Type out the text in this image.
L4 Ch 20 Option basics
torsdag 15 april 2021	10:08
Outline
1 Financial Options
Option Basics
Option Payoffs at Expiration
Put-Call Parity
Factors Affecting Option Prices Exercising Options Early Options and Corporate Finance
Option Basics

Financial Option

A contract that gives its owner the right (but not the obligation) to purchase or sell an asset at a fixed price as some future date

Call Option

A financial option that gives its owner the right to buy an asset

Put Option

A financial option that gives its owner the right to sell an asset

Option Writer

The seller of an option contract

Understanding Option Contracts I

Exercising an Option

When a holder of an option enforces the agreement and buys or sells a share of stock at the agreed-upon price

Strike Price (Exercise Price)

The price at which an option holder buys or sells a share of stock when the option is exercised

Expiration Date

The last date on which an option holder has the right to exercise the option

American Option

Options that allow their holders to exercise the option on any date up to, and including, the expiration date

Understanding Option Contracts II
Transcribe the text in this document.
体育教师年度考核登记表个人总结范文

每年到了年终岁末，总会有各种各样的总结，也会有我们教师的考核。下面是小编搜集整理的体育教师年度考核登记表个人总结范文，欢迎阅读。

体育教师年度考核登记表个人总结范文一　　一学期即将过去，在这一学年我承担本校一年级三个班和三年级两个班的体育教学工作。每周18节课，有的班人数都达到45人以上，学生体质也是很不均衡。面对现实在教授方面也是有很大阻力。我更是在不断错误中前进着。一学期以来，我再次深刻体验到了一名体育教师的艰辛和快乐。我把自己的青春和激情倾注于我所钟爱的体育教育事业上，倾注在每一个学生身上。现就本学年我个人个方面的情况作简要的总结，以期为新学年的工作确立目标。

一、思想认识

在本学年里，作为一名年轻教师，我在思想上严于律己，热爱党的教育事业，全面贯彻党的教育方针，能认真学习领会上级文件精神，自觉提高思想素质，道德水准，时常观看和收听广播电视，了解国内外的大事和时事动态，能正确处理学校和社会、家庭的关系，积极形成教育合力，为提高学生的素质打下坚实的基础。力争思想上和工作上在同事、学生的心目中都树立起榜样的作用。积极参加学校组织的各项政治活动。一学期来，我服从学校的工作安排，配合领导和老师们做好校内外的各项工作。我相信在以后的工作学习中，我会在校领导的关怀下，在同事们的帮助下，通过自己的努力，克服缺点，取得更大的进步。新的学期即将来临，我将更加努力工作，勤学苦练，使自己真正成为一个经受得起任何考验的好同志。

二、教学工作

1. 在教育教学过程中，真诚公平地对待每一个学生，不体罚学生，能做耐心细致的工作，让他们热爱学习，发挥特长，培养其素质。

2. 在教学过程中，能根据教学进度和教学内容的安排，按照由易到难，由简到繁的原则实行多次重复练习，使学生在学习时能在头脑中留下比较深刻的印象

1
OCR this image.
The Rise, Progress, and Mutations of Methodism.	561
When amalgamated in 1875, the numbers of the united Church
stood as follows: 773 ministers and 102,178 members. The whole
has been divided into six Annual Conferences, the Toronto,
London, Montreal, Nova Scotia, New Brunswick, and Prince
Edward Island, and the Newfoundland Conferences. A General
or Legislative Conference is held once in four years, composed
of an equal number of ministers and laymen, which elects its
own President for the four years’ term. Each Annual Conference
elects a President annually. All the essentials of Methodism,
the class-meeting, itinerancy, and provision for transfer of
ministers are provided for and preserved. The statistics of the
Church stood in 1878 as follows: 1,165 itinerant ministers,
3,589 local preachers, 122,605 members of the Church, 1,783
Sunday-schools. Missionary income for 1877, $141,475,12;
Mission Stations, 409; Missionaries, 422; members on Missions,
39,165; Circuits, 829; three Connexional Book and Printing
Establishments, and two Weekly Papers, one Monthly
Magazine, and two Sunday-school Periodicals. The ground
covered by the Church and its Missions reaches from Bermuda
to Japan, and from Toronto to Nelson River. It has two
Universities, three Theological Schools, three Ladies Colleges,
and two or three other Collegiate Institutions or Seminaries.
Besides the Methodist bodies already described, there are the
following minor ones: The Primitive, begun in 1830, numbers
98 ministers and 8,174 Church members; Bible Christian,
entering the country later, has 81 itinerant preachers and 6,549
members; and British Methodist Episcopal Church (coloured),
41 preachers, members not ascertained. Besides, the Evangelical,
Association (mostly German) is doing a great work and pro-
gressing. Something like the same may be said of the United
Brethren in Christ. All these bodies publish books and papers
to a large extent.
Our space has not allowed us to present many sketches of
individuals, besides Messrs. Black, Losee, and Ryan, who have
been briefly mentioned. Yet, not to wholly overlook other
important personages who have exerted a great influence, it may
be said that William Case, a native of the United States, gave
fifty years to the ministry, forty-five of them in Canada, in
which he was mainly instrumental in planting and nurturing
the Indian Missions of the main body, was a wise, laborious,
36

────

Provide an exact reproduction of all the entries shown above.

(Answer to this task)
Type out the text in this image.
L4 Ch 20 Option basics
torsdag 15 april 2021	10:08
Outline
1 Financial Options
Option Basics
Option Payoffs at Expiration
Put-Call Parity
Factors Affecting Option Prices Exercising Options Early Options and Corporate Finance
Option Basics

Financial Option

A contract that gives its owner the right (but not the obligation) to purchase or sell an asset at a fixed price as some future date

Call Option

A financial option that gives its owner the right to buy an asset

Put Option

A financial option that gives its owner the right to sell an asset

Option Writer

The seller of an option contract

Understanding Option Contracts I

Exercising an Option

When a holder of an option enforces the agreement and buys or sells a share of stock at the agreed-upon price

Strike Price (Exercise Price)

The price at which an option holder buys or sells a share of stock when the option is exercised

Expiration Date

The last date on which an option holder has the right to exercise the option

American Option

Options that allow their holders to exercise the option on any date up to, and including, the expiration date

Understanding Option Contracts II
Transcribe the text in this document.
体育教师年度考核登记表个人总结范文

每年到了年终岁末，总会有各种各样的总结，也会有我们教师的考核。下面是小编搜集整理的体育教师年度考核登记表个人总结范文，欢迎阅读。

体育教师年度考核登记表个人总结范文一　　一学期即将过去，在这一学年我承担本校一年级三个班和三年级两个班的体育教学工作。每周18节课，有的班人数都达到45人以上，学生体质也是很不均衡。面对现实在教授方面也是有很大阻力。我更是在不断错误中前进着。一学期以来，我再次深刻体验到了一名体育教师的艰辛和快乐。我把自己的青春和激情倾注于我所钟爱的体育教育事业上，倾注在每一个学生身上。现就本学年我个人个方面的情况作简要的总结，以期为新学年的工作确立目标。

一、思想认识

在本学年里，作为一名年轻教师，我在思想上严于律己，热爱党的教育事业，全面贯彻党的教育方针，能认真学习领会上级文件精神，自觉提高思想素质，道德水准，时常观看和收听广播电视，了解国内外的大事和时事动态，能正确处理学校和社会、家庭的关系，积极形成教育合力，为提高学生的素质打下坚实的基础。力争思想上和工作上在同事、学生的心目中都树立起榜样的作用。积极参加学校组织的各项政治活动。一学期来，我服从学校的工作安排，配合领导和老师们做好校内外的各项工作。我相信在以后的工作学习中，我会在校领导的关怀下，在同事们的帮助下，通过自己的努力，克服缺点，取得更大的进步。新的学期即将来临，我将更加努力工作，勤学苦练，使自己真正成为一个经受得起任何考验的好同志。

二、教学工作

1. 在教育教学过程中，真诚公平地对待每一个学生，不体罚学生，能做耐心细致的工作，让他们热爱学习，发挥特长，培养其素质。

2. 在教学过程中，能根据教学进度和教学内容的安排，按照由易到难，由简到繁的原则实行多次重复练习，使学生在学习时能在头脑中留下比较深刻的印象

1
OCR this image.
The Rise, Progress, and Mutations of Methodism.	561
When amalgamated in 1875, the numbers of the united Church
stood as follows: 773 ministers and 102,178 members. The whole
has been divided into six Annual Conferences, the Toronto,
London, Montreal, Nova Scotia, New Brunswick, and Prince
Edward Island, and the Newfoundland Conferences. A General
or Legislative Conference is held once in four years, composed
of an equal number of ministers and laymen, which elects its
own President for the four years’ term. Each Annual Conference
elects a President annually. All the essentials of Methodism,
the class-meeting, itinerancy, and provision for transfer of
ministers are provided for and preserved. The statistics of the
Church stood in 1878 as follows: 1,165 itinerant ministers,
3,589 local preachers, 122,605 members of the Church, 1,783
Sunday-schools. Missionary income for 1877, $141,475,12;
Mission Stations, 409; Missionaries, 422; members on Missions,
39,165; Circuits, 829; three Connexional Book and Printing
Establishments, and two Weekly Papers, one Monthly
Magazine, and two Sunday-school Periodicals. The ground
covered by the Church and its Missions reaches from Bermuda
to Japan, and from Toronto to Nelson River. It has two
Universities, three Theological Schools, three Ladies Colleges,
and two or three other Collegiate Institutions or Seminaries.
Besides the Methodist bodies already described, there are the
following minor ones: The Primitive, begun in 1830, numbers
98 ministers and 8,174 Church members; Bible Christian,
entering the country later, has 81 itinerant preachers and 6,549
members; and British Methodist Episcopal Church (coloured),
41 preachers, members not ascertained. Besides, the Evangelical,
Association (mostly German) is doing a great work and pro-
gressing. Something like the same may be said of the United
Brethren in Christ. All these bodies publish books and papers
to a large extent.
Our space has not allowed us to present many sketches of
individuals, besides Messrs. Black, Losee, and Ryan, who have
been briefly mentioned. Yet, not to wholly overlook other
important personages who have exerted a great influence, it may
be said that William Case, a native of the United States, gave
fifty years to the ministry, forty-five of them in Canada, in
which he was mainly instrumental in planting and nurturing
the Indian Missions of the main body, was a wise, laborious,
36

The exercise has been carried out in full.